What to work on.
An exact transcription of the data below, complete and unaltered, is the expected answer.

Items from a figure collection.
---+---
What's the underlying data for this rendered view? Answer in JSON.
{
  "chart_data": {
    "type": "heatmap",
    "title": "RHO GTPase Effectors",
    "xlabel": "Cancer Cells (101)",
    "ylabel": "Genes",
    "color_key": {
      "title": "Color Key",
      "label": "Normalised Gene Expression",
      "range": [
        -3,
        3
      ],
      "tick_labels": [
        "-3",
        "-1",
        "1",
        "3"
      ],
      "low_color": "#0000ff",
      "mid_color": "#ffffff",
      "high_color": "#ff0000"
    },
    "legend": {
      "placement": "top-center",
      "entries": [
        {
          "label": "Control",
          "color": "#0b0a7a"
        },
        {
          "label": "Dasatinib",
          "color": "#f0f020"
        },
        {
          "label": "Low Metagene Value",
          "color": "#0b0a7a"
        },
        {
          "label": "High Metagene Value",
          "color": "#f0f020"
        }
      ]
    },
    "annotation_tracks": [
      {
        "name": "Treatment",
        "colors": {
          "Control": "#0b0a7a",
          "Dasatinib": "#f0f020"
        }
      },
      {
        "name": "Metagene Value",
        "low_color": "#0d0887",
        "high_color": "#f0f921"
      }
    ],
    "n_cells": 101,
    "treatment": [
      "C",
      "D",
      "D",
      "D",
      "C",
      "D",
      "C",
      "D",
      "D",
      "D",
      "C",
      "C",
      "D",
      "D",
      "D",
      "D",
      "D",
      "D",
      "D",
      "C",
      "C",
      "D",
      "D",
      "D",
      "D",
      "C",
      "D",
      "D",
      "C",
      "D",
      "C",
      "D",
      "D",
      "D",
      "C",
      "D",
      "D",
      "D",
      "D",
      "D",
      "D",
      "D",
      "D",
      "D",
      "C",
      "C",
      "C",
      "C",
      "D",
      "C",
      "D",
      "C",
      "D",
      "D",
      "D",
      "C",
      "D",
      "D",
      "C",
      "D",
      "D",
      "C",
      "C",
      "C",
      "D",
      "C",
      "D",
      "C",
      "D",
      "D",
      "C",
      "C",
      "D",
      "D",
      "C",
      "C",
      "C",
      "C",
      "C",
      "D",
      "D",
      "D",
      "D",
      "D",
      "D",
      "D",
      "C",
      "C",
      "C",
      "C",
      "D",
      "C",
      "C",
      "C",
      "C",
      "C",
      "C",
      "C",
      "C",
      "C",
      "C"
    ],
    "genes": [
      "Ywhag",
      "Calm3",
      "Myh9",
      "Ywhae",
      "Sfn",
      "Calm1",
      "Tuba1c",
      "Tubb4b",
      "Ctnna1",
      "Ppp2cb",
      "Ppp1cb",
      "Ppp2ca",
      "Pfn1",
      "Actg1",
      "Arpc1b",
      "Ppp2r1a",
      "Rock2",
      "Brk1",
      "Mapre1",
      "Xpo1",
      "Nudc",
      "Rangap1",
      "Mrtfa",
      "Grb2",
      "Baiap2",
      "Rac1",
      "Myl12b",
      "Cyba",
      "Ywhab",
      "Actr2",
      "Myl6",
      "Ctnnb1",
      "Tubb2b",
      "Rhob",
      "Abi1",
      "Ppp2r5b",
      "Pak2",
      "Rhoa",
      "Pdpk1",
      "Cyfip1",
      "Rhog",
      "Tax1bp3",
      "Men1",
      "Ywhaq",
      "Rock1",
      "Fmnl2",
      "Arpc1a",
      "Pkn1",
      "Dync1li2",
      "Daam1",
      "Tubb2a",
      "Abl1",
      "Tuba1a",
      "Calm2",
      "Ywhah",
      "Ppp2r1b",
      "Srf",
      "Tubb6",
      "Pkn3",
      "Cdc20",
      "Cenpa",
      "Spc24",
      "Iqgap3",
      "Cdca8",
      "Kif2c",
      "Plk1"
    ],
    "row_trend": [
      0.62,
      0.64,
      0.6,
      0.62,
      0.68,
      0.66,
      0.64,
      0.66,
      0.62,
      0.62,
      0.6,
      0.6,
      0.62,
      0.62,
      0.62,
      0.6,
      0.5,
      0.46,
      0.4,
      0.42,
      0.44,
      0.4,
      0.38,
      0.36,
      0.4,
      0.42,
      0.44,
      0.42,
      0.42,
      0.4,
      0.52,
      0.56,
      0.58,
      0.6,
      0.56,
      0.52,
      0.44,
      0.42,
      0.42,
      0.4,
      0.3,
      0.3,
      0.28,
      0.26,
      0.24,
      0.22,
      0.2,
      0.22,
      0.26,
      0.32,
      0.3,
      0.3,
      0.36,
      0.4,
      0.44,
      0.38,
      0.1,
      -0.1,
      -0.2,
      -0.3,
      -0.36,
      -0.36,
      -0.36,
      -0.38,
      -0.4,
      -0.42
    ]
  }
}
---+---
Completed exercise.
What's the underlying data for this rendered view? Answer in JSON.
{
  "chart_data": {
    "type": "heatmap",
    "title": "RHO GTPase Effectors",
    "xlabel": "Cancer Cells (101)",
    "ylabel": "Genes",
    "color_key": {
      "title": "Color Key",
      "label": "Normalised Gene Expression",
      "range": [
        -3,
        3
      ],
      "tick_labels": [
        "-3",
        "-1",
        "1",
        "3"
      ],
      "low_color": "#0000ff",
      "mid_color": "#ffffff",
      "high_color": "#ff0000"
    },
    "legend": {
      "placement": "top-center",
      "entries": [
        {
          "label": "Control",
          "color": "#0b0a7a"
        },
        {
          "label": "Dasatinib",
          "color": "#f0f020"
        },
        {
          "label": "Low Metagene Value",
          "color": "#0b0a7a"
        },
        {
          "label": "High Metagene Value",
          "color": "#f0f020"
        }
      ]
    },
    "annotation_tracks": [
      {
        "name": "Treatment",
        "colors": {
          "Control": "#0b0a7a",
          "Dasatinib": "#f0f020"
        }
      },
      {
        "name": "Metagene Value",
        "low_color": "#0d0887",
        "high_color": "#f0f921"
      }
    ],
    "n_cells": 101,
    "treatment": [
      "C",
      "D",
      "D",
      "D",
      "C",
      "D",
      "C",
      "D",
      "D",
      "D",
      "C",
      "C",
      "D",
      "D",
      "D",
      "D",
      "D",
      "D",
      "D",
      "C",
      "C",
      "D",
      "D",
      "D",
      "D",
      "C",
      "D",
      "D",
      "C",
      "D",
      "C",
      "D",
      "D",
      "D",
      "C",
      "D",
      "D",
      "D",
      "D",
      "D",
      "D",
      "D",
      "D",
      "D",
      "C",
      "C",
      "C",
      "C",
      "D",
      "C",
      "D",
      "C",
      "D",
      "D",
      "D",
      "C",
      "D",
      "D",
      "C",
      "D",
      "D",
      "C",
      "C",
      "C",
      "D",
      "C",
      "D",
      "C",
      "D",
      "D",
      "C",
      "C",
      "D",
      "D",
      "C",
      "C",
      "C",
      "C",
      "C",
      "D",
      "D",
      "D",
      "D",
      "D",
      "D",
      "D",
      "C",
      "C",
      "C",
      "C",
      "D",
      "C",
      "C",
      "C",
      "C",
      "C",
      "C",
      "C",
      "C",
      "C",
      "C"
    ],
    "genes": [
      "Ywhag",
      "Calm3",
      "Myh9",
      "Ywhae",
      "Sfn",
      "Calm1",
      "Tuba1c",
      "Tubb4b",
      "Ctnna1",
      "Ppp2cb",
      "Ppp1cb",
      "Ppp2ca",
      "Pfn1",
      "Actg1",
      "Arpc1b",
      "Ppp2r1a",
      "Rock2",
      "Brk1",
      "Mapre1",
      "Xpo1",
      "Nudc",
      "Rangap1",
      "Mrtfa",
      "Grb2",
      "Baiap2",
      "Rac1",
      "Myl12b",
      "Cyba",
      "Ywhab",
      "Actr2",
      "Myl6",
      "Ctnnb1",
      "Tubb2b",
      "Rhob",
      "Abi1",
      "Ppp2r5b",
      "Pak2",
      "Rhoa",
      "Pdpk1",
      "Cyfip1",
      "Rhog",
      "Tax1bp3",
      "Men1",
      "Ywhaq",
      "Rock1",
      "Fmnl2",
      "Arpc1a",
      "Pkn1",
      "Dync1li2",
      "Daam1",
      "Tubb2a",
      "Abl1",
      "Tuba1a",
      "Calm2",
      "Ywhah",
      "Ppp2r1b",
      "Srf",
      "Tubb6",
      "Pkn3",
      "Cdc20",
      "Cenpa",
      "Spc24",
      "Iqgap3",
      "Cdca8",
      "Kif2c",
      "Plk1"
    ],
    "row_trend": [
      0.62,
      0.64,
      0.6,
      0.62,
      0.68,
      0.66,
      0.64,
      0.66,
      0.62,
      0.62,
      0.6,
      0.6,
      0.62,
      0.62,
      0.62,
      0.6,
      0.5,
      0.46,
      0.4,
      0.42,
      0.44,
      0.4,
      0.38,
      0.36,
      0.4,
      0.42,
      0.44,
      0.42,
      0.42,
      0.4,
      0.52,
      0.56,
      0.58,
      0.6,
      0.56,
      0.52,
      0.44,
      0.42,
      0.42,
      0.4,
      0.3,
      0.3,
      0.28,
      0.26,
      0.24,
      0.22,
      0.2,
      0.22,
      0.26,
      0.32,
      0.3,
      0.3,
      0.36,
      0.4,
      0.44,
      0.38,
      0.1,
      -0.1,
      -0.2,
      -0.3,
      -0.36,
      -0.36,
      -0.36,
      -0.38,
      -0.4,
      -0.42
    ]
  }
}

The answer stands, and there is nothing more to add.